*Task prompt*
Your task is to copy the listing exactly, with the pictures left out.

*Material for the task*
^^^^^^^^

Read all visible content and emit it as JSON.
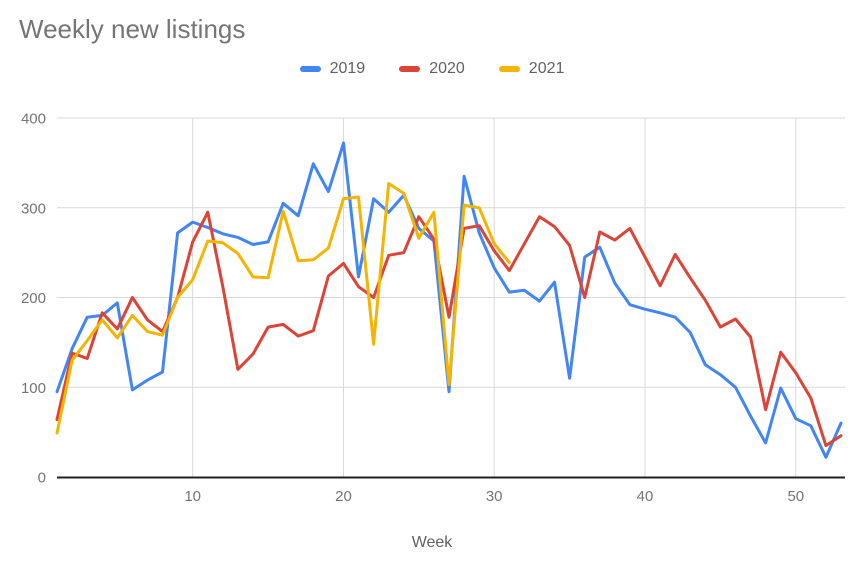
{
  "title": "Weekly new listings",
  "legend": {
    "items": [
      {
        "label": "2019"
      },
      {
        "label": "2020"
      },
      {
        "label": "2021"
      }
    ]
  },
  "chart_data": {
    "type": "line",
    "title": "Weekly new listings",
    "xlabel": "Week",
    "ylabel": "",
    "xlim": [
      1,
      53
    ],
    "ylim": [
      0,
      400
    ],
    "xticks": [
      10,
      20,
      30,
      40,
      50
    ],
    "yticks": [
      0,
      100,
      200,
      300,
      400
    ],
    "grid": "both",
    "legend_position": "top",
    "gridline_color": "#d9d9d9",
    "axis_line_color": "#212121",
    "tick_label_color": "#757575",
    "series": [
      {
        "name": "2019",
        "color": "#4285f4",
        "start_week": 1,
        "values": [
          95,
          143,
          178,
          180,
          194,
          97,
          108,
          117,
          272,
          284,
          278,
          271,
          267,
          259,
          262,
          305,
          291,
          349,
          318,
          372,
          223,
          310,
          295,
          314,
          277,
          263,
          95,
          335,
          272,
          233,
          206,
          208,
          196,
          217,
          110,
          245,
          256,
          216,
          192,
          187,
          183,
          178,
          161,
          125,
          114,
          100,
          68,
          38,
          99,
          65,
          57,
          22,
          60
        ]
      },
      {
        "name": "2020",
        "color": "#db4437",
        "start_week": 1,
        "values": [
          64,
          138,
          132,
          183,
          165,
          200,
          175,
          162,
          200,
          262,
          295,
          212,
          120,
          137,
          167,
          170,
          157,
          163,
          224,
          238,
          212,
          200,
          247,
          250,
          290,
          265,
          178,
          277,
          280,
          252,
          230,
          260,
          290,
          279,
          258,
          200,
          273,
          264,
          277,
          245,
          213,
          248,
          222,
          197,
          167,
          176,
          156,
          75,
          139,
          116,
          88,
          35,
          46
        ]
      },
      {
        "name": "2021",
        "color": "#f4b400",
        "start_week": 1,
        "values": [
          49,
          130,
          152,
          175,
          155,
          180,
          162,
          158,
          200,
          220,
          263,
          261,
          249,
          223,
          222,
          296,
          241,
          242,
          255,
          310,
          312,
          148,
          327,
          316,
          266,
          295,
          103,
          303,
          300,
          260,
          239
        ]
      }
    ]
  }
}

^^^^^^^^

*Finished answer*
Read all visible content and emit it as JSON.
{
  "title": "Weekly new listings",
  "legend": {
    "items": [
      {
        "label": "2019"
      },
      {
        "label": "2020"
      },
      {
        "label": "2021"
      }
    ]
  },
  "chart_data": {
    "type": "line",
    "title": "Weekly new listings",
    "xlabel": "Week",
    "ylabel": "",
    "xlim": [
      1,
      53
    ],
    "ylim": [
      0,
      400
    ],
    "xticks": [
      10,
      20,
      30,
      40,
      50
    ],
    "yticks": [
      0,
      100,
      200,
      300,
      400
    ],
    "grid": "both",
    "legend_position": "top",
    "gridline_color": "#d9d9d9",
    "axis_line_color": "#212121",
    "tick_label_color": "#757575",
    "series": [
      {
        "name": "2019",
        "color": "#4285f4",
        "start_week": 1,
        "values": [
          95,
          143,
          178,
          180,
          194,
          97,
          108,
          117,
          272,
          284,
          278,
          271,
          267,
          259,
          262,
          305,
          291,
          349,
          318,
          372,
          223,
          310,
          295,
          314,
          277,
          263,
          95,
          335,
          272,
          233,
          206,
          208,
          196,
          217,
          110,
          245,
          256,
          216,
          192,
          187,
          183,
          178,
          161,
          125,
          114,
          100,
          68,
          38,
          99,
          65,
          57,
          22,
          60
        ]
      },
      {
        "name": "2020",
        "color": "#db4437",
        "start_week": 1,
        "values": [
          64,
          138,
          132,
          183,
          165,
          200,
          175,
          162,
          200,
          262,
          295,
          212,
          120,
          137,
          167,
          170,
          157,
          163,
          224,
          238,
          212,
          200,
          247,
          250,
          290,
          265,
          178,
          277,
          280,
          252,
          230,
          260,
          290,
          279,
          258,
          200,
          273,
          264,
          277,
          245,
          213,
          248,
          222,
          197,
          167,
          176,
          156,
          75,
          139,
          116,
          88,
          35,
          46
        ]
      },
      {
        "name": "2021",
        "color": "#f4b400",
        "start_week": 1,
        "values": [
          49,
          130,
          152,
          175,
          155,
          180,
          162,
          158,
          200,
          220,
          263,
          261,
          249,
          223,
          222,
          296,
          241,
          242,
          255,
          310,
          312,
          148,
          327,
          316,
          266,
          295,
          103,
          303,
          300,
          260,
          239
        ]
      }
    ]
  }
}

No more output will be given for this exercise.